From the entries below, gather every line containing the string "Descartes".

◆ Listed records ◆
_ _ _ _ _

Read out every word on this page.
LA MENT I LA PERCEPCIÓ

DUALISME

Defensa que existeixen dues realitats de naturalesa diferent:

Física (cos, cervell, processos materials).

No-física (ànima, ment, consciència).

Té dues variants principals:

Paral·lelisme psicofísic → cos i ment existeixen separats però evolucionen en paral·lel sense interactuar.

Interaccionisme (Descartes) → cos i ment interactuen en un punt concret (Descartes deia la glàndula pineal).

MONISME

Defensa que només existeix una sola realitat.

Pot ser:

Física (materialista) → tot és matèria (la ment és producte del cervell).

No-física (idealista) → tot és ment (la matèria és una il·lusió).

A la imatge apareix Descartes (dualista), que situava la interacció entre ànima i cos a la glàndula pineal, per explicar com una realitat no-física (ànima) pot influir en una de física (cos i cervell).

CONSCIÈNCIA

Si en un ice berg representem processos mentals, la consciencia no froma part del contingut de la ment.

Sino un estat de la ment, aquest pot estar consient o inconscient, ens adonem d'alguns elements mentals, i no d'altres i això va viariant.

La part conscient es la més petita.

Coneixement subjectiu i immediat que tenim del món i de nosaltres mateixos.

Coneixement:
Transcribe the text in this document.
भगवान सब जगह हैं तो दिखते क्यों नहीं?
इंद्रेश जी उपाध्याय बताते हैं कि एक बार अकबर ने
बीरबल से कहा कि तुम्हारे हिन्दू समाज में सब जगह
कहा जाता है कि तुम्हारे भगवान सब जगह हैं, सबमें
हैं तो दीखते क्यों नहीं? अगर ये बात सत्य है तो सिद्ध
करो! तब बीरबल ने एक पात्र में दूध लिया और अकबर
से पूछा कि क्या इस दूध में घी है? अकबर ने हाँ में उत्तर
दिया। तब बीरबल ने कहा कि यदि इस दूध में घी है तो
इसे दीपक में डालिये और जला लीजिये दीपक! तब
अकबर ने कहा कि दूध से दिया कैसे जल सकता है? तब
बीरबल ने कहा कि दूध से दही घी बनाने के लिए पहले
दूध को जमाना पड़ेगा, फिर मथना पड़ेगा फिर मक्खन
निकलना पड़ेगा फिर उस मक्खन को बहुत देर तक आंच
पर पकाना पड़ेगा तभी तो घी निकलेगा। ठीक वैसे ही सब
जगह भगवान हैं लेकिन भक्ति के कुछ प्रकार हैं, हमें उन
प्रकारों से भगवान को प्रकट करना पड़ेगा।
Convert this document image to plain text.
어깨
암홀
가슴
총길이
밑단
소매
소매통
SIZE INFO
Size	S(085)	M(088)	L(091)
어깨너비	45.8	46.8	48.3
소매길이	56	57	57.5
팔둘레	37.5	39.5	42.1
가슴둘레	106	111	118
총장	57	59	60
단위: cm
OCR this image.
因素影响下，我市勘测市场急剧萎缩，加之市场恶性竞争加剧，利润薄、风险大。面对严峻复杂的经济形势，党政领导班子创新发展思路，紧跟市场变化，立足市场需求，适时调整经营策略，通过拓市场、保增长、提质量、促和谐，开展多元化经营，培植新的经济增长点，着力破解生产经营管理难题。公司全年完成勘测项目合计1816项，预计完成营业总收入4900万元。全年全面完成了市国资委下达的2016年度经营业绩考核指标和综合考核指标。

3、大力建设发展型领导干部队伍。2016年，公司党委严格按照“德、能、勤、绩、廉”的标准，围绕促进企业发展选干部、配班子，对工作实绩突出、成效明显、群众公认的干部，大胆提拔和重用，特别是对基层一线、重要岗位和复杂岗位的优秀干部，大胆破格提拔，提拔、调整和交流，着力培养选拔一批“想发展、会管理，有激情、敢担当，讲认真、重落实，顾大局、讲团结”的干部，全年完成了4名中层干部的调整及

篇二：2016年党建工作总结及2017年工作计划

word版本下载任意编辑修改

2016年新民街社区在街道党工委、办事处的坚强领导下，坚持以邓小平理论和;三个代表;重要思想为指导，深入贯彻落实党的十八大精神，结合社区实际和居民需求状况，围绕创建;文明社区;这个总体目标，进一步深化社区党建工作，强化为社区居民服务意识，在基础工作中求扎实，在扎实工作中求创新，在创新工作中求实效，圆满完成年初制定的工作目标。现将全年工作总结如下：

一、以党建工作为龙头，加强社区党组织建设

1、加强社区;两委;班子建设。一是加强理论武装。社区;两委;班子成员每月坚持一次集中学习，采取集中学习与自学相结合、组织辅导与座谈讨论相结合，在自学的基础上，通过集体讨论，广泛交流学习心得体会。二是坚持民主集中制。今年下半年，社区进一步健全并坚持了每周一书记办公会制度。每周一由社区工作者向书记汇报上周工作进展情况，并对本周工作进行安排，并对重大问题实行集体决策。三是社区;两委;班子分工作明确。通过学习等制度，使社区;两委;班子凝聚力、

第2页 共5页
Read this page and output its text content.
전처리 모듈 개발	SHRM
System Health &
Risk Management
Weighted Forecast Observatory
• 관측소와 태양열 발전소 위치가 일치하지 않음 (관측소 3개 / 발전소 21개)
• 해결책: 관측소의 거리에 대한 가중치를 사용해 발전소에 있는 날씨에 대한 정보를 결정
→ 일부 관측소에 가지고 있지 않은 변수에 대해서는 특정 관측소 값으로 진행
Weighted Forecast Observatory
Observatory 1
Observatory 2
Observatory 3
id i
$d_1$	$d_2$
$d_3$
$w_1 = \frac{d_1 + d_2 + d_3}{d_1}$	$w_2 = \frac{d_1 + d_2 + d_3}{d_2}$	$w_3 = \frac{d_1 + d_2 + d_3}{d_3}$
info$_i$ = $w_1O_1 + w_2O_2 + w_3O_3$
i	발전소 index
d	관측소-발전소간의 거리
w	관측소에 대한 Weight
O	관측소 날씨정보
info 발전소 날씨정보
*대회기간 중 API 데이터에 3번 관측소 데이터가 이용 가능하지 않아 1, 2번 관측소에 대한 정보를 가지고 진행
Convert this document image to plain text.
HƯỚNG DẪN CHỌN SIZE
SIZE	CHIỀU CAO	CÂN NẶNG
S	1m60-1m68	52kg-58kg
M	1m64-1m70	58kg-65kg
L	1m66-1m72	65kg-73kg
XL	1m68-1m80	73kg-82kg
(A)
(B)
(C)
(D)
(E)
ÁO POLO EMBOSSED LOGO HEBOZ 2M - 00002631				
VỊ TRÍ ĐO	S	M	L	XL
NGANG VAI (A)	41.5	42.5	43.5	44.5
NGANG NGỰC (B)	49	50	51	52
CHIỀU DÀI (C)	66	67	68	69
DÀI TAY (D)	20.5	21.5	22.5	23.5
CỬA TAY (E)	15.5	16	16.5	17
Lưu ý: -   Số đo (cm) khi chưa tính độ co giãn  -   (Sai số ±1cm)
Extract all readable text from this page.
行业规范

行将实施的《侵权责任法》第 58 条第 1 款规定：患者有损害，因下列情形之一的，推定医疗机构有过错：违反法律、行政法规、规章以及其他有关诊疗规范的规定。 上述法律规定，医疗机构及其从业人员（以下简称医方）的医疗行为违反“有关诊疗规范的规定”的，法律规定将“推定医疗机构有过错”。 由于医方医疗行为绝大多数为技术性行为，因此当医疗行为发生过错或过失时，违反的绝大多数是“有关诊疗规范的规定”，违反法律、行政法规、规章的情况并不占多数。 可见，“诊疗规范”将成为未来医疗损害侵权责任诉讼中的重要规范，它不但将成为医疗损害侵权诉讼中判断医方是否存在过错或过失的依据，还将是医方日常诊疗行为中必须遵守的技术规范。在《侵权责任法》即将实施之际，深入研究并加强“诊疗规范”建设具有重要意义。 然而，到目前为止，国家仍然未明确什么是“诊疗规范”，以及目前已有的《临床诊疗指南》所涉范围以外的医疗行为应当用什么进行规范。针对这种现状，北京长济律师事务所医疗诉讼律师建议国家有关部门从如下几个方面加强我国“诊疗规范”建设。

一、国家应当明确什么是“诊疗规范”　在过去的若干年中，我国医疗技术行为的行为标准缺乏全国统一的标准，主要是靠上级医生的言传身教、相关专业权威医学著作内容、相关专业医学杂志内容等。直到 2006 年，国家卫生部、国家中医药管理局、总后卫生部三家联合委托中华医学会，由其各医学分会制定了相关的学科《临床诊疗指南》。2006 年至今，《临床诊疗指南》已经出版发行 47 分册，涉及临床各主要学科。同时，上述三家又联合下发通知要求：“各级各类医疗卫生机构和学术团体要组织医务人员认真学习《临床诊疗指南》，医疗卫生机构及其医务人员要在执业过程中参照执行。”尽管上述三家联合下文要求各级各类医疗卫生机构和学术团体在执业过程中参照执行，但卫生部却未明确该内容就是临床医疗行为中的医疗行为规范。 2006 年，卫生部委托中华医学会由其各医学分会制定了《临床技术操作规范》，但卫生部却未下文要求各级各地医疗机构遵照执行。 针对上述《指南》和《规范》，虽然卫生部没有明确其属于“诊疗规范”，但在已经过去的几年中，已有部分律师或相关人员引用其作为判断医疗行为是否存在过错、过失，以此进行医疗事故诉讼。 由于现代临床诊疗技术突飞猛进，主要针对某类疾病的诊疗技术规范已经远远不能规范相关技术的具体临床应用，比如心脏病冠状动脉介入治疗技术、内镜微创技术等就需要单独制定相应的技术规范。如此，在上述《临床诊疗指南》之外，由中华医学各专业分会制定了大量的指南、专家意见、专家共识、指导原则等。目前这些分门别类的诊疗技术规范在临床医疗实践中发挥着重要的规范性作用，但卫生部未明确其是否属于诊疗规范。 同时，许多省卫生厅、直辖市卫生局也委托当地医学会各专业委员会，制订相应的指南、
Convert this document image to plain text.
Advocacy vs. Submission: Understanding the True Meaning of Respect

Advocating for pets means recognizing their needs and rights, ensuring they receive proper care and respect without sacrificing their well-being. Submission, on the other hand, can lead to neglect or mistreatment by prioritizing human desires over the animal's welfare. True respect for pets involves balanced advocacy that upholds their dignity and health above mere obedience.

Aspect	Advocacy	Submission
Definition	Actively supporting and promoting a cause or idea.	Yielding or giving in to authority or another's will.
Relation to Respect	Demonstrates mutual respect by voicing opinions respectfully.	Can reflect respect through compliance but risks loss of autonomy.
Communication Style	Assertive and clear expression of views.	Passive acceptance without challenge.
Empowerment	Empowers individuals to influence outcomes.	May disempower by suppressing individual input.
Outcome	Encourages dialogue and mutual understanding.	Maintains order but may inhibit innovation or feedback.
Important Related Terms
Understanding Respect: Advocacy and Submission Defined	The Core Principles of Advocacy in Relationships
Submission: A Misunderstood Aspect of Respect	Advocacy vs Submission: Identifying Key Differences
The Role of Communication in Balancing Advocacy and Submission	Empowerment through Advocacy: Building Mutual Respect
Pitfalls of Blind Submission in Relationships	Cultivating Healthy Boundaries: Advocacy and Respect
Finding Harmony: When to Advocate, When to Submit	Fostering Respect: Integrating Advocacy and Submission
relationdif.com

_ _ _ _ _

◆ Task response ◆
Interaccionisme (Descartes) → cos i ment interactuen en un punt concret (Descartes deia la glàndula pineal).
A la imatge apareix Descartes (dualista), que situava la interacció entre ànima i cos a la glàndula pineal, per explicar com una realitat no-física (ànima) pot influir en una de física (cos i cervell).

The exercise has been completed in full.